Dataset rows:

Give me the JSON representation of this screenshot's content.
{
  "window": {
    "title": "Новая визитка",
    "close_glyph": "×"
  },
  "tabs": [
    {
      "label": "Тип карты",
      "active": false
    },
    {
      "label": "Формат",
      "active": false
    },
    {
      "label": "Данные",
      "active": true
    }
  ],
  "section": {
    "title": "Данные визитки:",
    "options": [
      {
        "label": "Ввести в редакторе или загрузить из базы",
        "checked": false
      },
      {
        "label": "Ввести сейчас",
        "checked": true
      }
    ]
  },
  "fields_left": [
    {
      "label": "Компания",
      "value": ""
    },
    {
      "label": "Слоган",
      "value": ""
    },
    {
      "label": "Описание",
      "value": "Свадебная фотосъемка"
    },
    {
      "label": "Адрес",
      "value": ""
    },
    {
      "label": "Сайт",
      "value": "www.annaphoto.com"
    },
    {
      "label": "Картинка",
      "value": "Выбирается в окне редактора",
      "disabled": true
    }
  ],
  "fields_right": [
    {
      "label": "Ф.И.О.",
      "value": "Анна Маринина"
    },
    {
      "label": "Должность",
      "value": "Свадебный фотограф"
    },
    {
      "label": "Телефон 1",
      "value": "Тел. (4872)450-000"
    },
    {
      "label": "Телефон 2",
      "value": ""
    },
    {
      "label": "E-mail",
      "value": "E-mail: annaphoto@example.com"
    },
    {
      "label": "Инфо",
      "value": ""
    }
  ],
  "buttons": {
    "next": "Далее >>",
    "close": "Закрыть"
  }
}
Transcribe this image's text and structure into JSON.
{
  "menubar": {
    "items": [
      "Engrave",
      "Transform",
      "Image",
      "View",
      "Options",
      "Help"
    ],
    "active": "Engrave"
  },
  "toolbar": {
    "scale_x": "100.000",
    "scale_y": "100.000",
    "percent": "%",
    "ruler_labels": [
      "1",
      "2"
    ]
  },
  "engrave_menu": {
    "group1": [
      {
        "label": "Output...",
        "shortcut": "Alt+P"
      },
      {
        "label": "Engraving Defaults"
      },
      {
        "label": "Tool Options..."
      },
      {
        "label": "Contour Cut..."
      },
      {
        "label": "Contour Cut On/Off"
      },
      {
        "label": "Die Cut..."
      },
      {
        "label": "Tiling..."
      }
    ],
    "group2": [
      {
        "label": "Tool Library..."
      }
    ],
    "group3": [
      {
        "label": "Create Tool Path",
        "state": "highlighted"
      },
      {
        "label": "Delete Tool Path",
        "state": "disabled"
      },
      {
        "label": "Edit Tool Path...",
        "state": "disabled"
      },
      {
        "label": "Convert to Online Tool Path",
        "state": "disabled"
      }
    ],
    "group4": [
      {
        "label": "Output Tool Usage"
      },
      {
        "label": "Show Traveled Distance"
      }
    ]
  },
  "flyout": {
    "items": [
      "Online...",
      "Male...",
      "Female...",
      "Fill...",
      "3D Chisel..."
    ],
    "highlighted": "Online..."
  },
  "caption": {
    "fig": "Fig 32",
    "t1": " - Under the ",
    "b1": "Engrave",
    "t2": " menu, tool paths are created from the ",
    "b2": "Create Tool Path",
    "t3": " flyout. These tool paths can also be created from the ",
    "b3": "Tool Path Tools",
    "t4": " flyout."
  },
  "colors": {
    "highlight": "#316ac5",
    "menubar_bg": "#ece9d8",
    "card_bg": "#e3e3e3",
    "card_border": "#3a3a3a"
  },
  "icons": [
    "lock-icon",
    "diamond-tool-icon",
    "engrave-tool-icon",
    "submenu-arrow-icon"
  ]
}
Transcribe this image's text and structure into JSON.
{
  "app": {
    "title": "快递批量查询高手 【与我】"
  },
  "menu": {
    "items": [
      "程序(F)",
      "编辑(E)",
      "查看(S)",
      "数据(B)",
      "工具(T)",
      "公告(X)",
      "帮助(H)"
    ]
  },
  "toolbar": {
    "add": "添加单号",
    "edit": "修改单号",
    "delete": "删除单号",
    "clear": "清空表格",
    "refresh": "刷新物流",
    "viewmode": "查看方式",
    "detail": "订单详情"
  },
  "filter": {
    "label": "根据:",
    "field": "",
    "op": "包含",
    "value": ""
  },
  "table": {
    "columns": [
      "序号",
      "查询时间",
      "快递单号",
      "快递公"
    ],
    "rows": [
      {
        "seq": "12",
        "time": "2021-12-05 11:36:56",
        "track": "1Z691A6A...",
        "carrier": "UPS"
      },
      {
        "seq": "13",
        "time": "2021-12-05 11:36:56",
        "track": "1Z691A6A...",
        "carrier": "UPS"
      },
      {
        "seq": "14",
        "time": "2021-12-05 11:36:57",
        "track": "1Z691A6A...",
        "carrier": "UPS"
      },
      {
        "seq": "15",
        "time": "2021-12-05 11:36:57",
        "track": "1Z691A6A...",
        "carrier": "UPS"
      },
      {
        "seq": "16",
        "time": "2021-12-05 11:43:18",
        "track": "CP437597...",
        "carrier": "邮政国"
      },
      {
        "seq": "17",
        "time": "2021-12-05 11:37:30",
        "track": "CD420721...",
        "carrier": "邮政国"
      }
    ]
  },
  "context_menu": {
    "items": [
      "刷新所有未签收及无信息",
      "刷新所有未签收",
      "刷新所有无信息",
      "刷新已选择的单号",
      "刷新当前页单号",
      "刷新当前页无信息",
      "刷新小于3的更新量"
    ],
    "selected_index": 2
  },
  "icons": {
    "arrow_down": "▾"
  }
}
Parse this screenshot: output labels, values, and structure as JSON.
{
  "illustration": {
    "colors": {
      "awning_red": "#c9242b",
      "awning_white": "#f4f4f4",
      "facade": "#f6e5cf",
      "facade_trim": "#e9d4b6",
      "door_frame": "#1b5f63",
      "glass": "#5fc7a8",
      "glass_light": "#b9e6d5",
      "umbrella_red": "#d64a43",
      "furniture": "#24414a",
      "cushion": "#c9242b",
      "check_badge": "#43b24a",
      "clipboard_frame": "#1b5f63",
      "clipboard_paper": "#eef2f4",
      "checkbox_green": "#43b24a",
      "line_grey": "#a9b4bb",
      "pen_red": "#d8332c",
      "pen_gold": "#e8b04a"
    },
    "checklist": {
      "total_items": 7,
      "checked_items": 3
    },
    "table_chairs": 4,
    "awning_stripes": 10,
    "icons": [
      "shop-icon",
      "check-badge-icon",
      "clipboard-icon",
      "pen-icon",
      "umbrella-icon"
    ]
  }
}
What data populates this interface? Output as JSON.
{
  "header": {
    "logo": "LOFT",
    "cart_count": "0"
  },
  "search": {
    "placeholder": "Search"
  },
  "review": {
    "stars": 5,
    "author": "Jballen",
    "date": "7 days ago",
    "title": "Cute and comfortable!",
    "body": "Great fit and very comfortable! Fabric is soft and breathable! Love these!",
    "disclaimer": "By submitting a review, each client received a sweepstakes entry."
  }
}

Task prompt:
Faithfully reproduce all of the records, character for character.

Solution to this task:
Give me the JSON representation of this screenshot's content.
{
  "window": {
    "title": "Новая визитка",
    "close_glyph": "×"
  },
  "tabs": [
    {
      "label": "Тип карты",
      "active": false
    },
    {
      "label": "Формат",
      "active": false
    },
    {
      "label": "Данные",
      "active": true
    }
  ],
  "section": {
    "title": "Данные визитки:",
    "options": [
      {
        "label": "Ввести в редакторе или загрузить из базы",
        "checked": false
      },
      {
        "label": "Ввести сейчас",
        "checked": true
      }
    ]
  },
  "fields_left": [
    {
      "label": "Компания",
      "value": ""
    },
    {
      "label": "Слоган",
      "value": ""
    },
    {
      "label": "Описание",
      "value": "Свадебная фотосъемка"
    },
    {
      "label": "Адрес",
      "value": ""
    },
    {
      "label": "Сайт",
      "value": "www.annaphoto.com"
    },
    {
      "label": "Картинка",
      "value": "Выбирается в окне редактора",
      "disabled": true
    }
  ],
  "fields_right": [
    {
      "label": "Ф.И.О.",
      "value": "Анна Маринина"
    },
    {
      "label": "Должность",
      "value": "Свадебный фотограф"
    },
    {
      "label": "Телефон 1",
      "value": "Тел. (4872)450-000"
    },
    {
      "label": "Телефон 2",
      "value": ""
    },
    {
      "label": "E-mail",
      "value": "E-mail: annaphoto@example.com"
    },
    {
      "label": "Инфо",
      "value": ""
    }
  ],
  "buttons": {
    "next": "Далее >>",
    "close": "Закрыть"
  }
}
Transcribe this image's text and structure into JSON.
{
  "menubar": {
    "items": [
      "Engrave",
      "Transform",
      "Image",
      "View",
      "Options",
      "Help"
    ],
    "active": "Engrave"
  },
  "toolbar": {
    "scale_x": "100.000",
    "scale_y": "100.000",
    "percent": "%",
    "ruler_labels": [
      "1",
      "2"
    ]
  },
  "engrave_menu": {
    "group1": [
      {
        "label": "Output...",
        "shortcut": "Alt+P"
      },
      {
        "label": "Engraving Defaults"
      },
      {
        "label": "Tool Options..."
      },
      {
        "label": "Contour Cut..."
      },
      {
        "label": "Contour Cut On/Off"
      },
      {
        "label": "Die Cut..."
      },
      {
        "label": "Tiling..."
      }
    ],
    "group2": [
      {
        "label": "Tool Library..."
      }
    ],
    "group3": [
      {
        "label": "Create Tool Path",
        "state": "highlighted"
      },
      {
        "label": "Delete Tool Path",
        "state": "disabled"
      },
      {
        "label": "Edit Tool Path...",
        "state": "disabled"
      },
      {
        "label": "Convert to Online Tool Path",
        "state": "disabled"
      }
    ],
    "group4": [
      {
        "label": "Output Tool Usage"
      },
      {
        "label": "Show Traveled Distance"
      }
    ]
  },
  "flyout": {
    "items": [
      "Online...",
      "Male...",
      "Female...",
      "Fill...",
      "3D Chisel..."
    ],
    "highlighted": "Online..."
  },
  "caption": {
    "fig": "Fig 32",
    "t1": " - Under the ",
    "b1": "Engrave",
    "t2": " menu, tool paths are created from the ",
    "b2": "Create Tool Path",
    "t3": " flyout. These tool paths can also be created from the ",
    "b3": "Tool Path Tools",
    "t4": " flyout."
  },
  "colors": {
    "highlight": "#316ac5",
    "menubar_bg": "#ece9d8",
    "card_bg": "#e3e3e3",
    "card_border": "#3a3a3a"
  },
  "icons": [
    "lock-icon",
    "diamond-tool-icon",
    "engrave-tool-icon",
    "submenu-arrow-icon"
  ]
}
Transcribe this image's text and structure into JSON.
{
  "app": {
    "title": "快递批量查询高手 【与我】"
  },
  "menu": {
    "items": [
      "程序(F)",
      "编辑(E)",
      "查看(S)",
      "数据(B)",
      "工具(T)",
      "公告(X)",
      "帮助(H)"
    ]
  },
  "toolbar": {
    "add": "添加单号",
    "edit": "修改单号",
    "delete": "删除单号",
    "clear": "清空表格",
    "refresh": "刷新物流",
    "viewmode": "查看方式",
    "detail": "订单详情"
  },
  "filter": {
    "label": "根据:",
    "field": "",
    "op": "包含",
    "value": ""
  },
  "table": {
    "columns": [
      "序号",
      "查询时间",
      "快递单号",
      "快递公"
    ],
    "rows": [
      {
        "seq": "12",
        "time": "2021-12-05 11:36:56",
        "track": "1Z691A6A...",
        "carrier": "UPS"
      },
      {
        "seq": "13",
        "time": "2021-12-05 11:36:56",
        "track": "1Z691A6A...",
        "carrier": "UPS"
      },
      {
        "seq": "14",
        "time": "2021-12-05 11:36:57",
        "track": "1Z691A6A...",
        "carrier": "UPS"
      },
      {
        "seq": "15",
        "time": "2021-12-05 11:36:57",
        "track": "1Z691A6A...",
        "carrier": "UPS"
      },
      {
        "seq": "16",
        "time": "2021-12-05 11:43:18",
        "track": "CP437597...",
        "carrier": "邮政国"
      },
      {
        "seq": "17",
        "time": "2021-12-05 11:37:30",
        "track": "CD420721...",
        "carrier": "邮政国"
      }
    ]
  },
  "context_menu": {
    "items": [
      "刷新所有未签收及无信息",
      "刷新所有未签收",
      "刷新所有无信息",
      "刷新已选择的单号",
      "刷新当前页单号",
      "刷新当前页无信息",
      "刷新小于3的更新量"
    ],
    "selected_index": 2
  },
  "icons": {
    "arrow_down": "▾"
  }
}
Parse this screenshot: output labels, values, and structure as JSON.
{
  "illustration": {
    "colors": {
      "awning_red": "#c9242b",
      "awning_white": "#f4f4f4",
      "facade": "#f6e5cf",
      "facade_trim": "#e9d4b6",
      "door_frame": "#1b5f63",
      "glass": "#5fc7a8",
      "glass_light": "#b9e6d5",
      "umbrella_red": "#d64a43",
      "furniture": "#24414a",
      "cushion": "#c9242b",
      "check_badge": "#43b24a",
      "clipboard_frame": "#1b5f63",
      "clipboard_paper": "#eef2f4",
      "checkbox_green": "#43b24a",
      "line_grey": "#a9b4bb",
      "pen_red": "#d8332c",
      "pen_gold": "#e8b04a"
    },
    "checklist": {
      "total_items": 7,
      "checked_items": 3
    },
    "table_chairs": 4,
    "awning_stripes": 10,
    "icons": [
      "shop-icon",
      "check-badge-icon",
      "clipboard-icon",
      "pen-icon",
      "umbrella-icon"
    ]
  }
}
What data populates this interface? Output as JSON.
{
  "header": {
    "logo": "LOFT",
    "cart_count": "0"
  },
  "search": {
    "placeholder": "Search"
  },
  "review": {
    "stars": 5,
    "author": "Jballen",
    "date": "7 days ago",
    "title": "Cute and comfortable!",
    "body": "Great fit and very comfortable! Fabric is soft and breathable! Love these!",
    "disclaimer": "By submitting a review, each client received a sweepstakes entry."
  }
}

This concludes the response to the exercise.